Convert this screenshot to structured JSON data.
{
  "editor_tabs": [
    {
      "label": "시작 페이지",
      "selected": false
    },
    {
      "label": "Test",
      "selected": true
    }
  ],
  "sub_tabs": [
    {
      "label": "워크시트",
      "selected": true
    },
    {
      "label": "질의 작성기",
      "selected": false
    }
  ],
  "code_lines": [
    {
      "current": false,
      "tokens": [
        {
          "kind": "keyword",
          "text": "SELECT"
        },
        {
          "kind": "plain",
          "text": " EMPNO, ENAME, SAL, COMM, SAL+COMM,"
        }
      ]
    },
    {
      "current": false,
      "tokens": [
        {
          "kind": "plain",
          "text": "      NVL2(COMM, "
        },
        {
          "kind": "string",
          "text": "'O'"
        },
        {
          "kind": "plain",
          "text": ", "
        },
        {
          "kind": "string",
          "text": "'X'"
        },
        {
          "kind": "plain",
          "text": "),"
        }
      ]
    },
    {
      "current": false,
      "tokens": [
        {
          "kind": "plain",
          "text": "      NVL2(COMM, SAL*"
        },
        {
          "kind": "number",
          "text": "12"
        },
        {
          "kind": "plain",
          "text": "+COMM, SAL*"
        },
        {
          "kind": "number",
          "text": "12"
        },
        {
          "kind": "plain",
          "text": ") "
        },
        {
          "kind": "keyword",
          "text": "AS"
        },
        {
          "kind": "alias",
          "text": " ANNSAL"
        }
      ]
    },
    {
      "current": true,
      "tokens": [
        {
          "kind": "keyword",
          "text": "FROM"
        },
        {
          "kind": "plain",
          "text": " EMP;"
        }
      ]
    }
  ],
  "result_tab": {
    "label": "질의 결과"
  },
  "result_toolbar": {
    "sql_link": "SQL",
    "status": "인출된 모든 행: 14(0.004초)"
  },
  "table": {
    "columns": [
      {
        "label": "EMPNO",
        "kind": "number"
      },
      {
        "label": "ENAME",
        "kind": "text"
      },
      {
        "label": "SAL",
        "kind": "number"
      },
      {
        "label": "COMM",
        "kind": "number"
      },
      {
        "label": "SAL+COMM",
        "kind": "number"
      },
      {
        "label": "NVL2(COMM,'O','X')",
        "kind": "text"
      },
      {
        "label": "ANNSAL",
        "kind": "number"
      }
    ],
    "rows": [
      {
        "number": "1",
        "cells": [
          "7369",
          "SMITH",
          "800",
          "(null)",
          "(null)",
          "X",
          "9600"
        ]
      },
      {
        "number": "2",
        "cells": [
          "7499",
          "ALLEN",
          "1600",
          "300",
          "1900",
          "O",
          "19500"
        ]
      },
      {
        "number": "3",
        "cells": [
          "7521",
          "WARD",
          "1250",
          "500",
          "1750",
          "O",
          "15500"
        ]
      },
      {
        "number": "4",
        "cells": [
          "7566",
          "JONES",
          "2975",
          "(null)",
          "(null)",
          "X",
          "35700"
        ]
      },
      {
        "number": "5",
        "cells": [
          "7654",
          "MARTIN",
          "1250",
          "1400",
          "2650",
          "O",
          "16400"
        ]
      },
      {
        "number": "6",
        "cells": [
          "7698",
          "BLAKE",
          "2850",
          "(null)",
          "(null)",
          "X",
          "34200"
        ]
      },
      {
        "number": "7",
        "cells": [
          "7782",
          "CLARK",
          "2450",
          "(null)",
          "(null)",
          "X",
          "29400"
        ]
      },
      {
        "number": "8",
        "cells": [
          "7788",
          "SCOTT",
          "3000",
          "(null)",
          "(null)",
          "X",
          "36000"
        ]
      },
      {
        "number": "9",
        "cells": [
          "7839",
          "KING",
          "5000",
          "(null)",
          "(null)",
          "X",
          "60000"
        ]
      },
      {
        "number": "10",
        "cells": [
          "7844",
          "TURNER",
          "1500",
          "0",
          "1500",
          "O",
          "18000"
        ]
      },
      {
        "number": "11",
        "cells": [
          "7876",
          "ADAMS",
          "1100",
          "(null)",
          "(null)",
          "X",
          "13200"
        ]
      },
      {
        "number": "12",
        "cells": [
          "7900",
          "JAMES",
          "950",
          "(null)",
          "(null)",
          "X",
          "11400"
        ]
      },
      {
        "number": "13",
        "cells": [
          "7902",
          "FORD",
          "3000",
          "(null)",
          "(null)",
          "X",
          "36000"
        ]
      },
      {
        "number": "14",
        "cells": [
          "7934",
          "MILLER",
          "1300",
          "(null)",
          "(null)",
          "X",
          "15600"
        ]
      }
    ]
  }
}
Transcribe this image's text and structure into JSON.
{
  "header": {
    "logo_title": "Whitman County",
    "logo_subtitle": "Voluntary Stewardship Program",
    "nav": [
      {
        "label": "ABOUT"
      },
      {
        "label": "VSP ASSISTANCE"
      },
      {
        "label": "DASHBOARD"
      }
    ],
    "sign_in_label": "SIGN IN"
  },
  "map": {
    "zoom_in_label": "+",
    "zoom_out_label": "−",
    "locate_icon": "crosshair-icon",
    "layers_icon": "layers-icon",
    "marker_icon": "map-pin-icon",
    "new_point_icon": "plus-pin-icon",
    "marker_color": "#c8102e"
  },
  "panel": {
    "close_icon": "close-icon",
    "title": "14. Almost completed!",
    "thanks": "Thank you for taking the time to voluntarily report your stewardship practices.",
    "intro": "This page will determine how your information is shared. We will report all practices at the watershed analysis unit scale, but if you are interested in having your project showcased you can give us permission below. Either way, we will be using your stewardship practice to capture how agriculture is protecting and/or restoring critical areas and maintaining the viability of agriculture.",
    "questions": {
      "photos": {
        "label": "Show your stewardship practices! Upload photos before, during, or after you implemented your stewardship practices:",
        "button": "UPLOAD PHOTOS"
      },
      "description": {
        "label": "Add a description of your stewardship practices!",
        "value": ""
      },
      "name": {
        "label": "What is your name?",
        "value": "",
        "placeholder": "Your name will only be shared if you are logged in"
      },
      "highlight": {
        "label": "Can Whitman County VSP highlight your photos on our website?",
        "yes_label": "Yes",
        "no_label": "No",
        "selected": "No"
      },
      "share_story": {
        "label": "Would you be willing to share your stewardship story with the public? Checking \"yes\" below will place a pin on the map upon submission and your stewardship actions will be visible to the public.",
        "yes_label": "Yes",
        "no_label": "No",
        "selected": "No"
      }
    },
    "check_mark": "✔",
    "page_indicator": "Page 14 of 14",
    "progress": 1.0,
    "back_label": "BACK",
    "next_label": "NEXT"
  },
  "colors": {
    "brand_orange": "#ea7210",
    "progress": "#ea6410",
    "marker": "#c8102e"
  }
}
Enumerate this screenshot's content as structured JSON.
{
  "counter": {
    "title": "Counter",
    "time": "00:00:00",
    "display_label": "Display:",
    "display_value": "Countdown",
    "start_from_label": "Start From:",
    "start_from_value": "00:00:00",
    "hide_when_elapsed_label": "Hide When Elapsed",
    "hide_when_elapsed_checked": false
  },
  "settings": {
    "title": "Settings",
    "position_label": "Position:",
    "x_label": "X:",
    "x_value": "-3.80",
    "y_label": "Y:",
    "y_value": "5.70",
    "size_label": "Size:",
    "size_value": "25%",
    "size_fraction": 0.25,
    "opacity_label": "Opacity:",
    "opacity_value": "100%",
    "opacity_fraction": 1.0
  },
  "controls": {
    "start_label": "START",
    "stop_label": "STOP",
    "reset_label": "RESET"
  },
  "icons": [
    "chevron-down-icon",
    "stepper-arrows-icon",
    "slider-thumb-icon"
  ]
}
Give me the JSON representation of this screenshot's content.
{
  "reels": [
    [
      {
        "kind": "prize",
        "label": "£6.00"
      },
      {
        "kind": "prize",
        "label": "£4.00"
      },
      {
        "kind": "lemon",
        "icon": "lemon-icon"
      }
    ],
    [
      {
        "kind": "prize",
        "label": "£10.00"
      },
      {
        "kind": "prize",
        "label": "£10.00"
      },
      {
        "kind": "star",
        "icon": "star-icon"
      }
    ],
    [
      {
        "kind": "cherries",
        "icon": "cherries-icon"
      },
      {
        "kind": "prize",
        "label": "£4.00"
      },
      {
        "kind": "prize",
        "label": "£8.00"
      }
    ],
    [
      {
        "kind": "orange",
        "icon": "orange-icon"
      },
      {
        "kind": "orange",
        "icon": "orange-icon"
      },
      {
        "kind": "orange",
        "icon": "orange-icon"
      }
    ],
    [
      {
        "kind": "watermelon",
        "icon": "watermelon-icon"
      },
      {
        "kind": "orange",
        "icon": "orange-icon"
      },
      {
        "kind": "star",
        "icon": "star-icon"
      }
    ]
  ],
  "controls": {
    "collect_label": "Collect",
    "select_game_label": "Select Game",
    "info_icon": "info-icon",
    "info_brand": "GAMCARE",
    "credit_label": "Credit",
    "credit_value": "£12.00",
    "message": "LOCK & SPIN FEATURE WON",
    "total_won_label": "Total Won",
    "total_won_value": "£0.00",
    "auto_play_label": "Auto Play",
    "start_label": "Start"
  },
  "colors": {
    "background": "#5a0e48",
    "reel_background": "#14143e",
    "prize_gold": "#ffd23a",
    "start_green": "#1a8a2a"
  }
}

++++++++++++++++++++

- _EXERCISE OBJECTIVE_
Determine the number of lines in the records that include the string "content", and respond with that number only.

- _EXPECTED ANSWER_
2